— Written task —
Below are some entries. Output each one exactly as it appears.

** START Excerpted records **

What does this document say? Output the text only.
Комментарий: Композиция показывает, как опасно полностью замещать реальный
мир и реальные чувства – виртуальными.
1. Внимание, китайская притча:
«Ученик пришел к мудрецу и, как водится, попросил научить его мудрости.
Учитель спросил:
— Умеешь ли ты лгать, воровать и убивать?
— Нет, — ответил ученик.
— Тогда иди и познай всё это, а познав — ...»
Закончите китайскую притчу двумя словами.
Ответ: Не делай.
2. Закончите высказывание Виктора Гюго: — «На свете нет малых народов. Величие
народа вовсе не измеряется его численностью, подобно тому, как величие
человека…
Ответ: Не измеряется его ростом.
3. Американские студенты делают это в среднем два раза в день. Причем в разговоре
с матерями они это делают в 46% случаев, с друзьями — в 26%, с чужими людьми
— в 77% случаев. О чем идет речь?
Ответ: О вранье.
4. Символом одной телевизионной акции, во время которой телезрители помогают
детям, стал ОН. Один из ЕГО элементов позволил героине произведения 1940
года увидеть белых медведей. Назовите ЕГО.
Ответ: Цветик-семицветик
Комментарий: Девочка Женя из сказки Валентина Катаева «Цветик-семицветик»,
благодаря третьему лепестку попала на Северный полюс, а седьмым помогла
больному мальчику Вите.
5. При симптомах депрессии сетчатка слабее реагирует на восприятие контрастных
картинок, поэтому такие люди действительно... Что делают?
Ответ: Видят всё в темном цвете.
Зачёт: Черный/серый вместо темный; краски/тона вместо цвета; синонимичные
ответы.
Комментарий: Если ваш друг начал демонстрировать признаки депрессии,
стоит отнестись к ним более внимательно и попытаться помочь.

** END Excerpted records **

— Exercise answer —
What does this document say? Output the text only.
Комментарий: Композиция показывает, как опасно полностью замещать реальный
мир и реальные чувства – виртуальными.
1. Внимание, китайская притча:
«Ученик пришел к мудрецу и, как водится, попросил научить его мудрости.
Учитель спросил:
— Умеешь ли ты лгать, воровать и убивать?
— Нет, — ответил ученик.
— Тогда иди и познай всё это, а познав — ...»
Закончите китайскую притчу двумя словами.
Ответ: Не делай.
2. Закончите высказывание Виктора Гюго: — «На свете нет малых народов. Величие
народа вовсе не измеряется его численностью, подобно тому, как величие
человека…
Ответ: Не измеряется его ростом.
3. Американские студенты делают это в среднем два раза в день. Причем в разговоре
с матерями они это делают в 46% случаев, с друзьями — в 26%, с чужими людьми
— в 77% случаев. О чем идет речь?
Ответ: О вранье.
4. Символом одной телевизионной акции, во время которой телезрители помогают
детям, стал ОН. Один из ЕГО элементов позволил героине произведения 1940
года увидеть белых медведей. Назовите ЕГО.
Ответ: Цветик-семицветик
Комментарий: Девочка Женя из сказки Валентина Катаева «Цветик-семицветик»,
благодаря третьему лепестку попала на Северный полюс, а седьмым помогла
больному мальчику Вите.
5. При симптомах депрессии сетчатка слабее реагирует на восприятие контрастных
картинок, поэтому такие люди действительно... Что делают?
Ответ: Видят всё в темном цвете.
Зачёт: Черный/серый вместо темный; краски/тона вместо цвета; синонимичные
ответы.
Комментарий: Если ваш друг начал демонстрировать признаки депрессии,
стоит отнестись к ним более внимательно и попытаться помочь.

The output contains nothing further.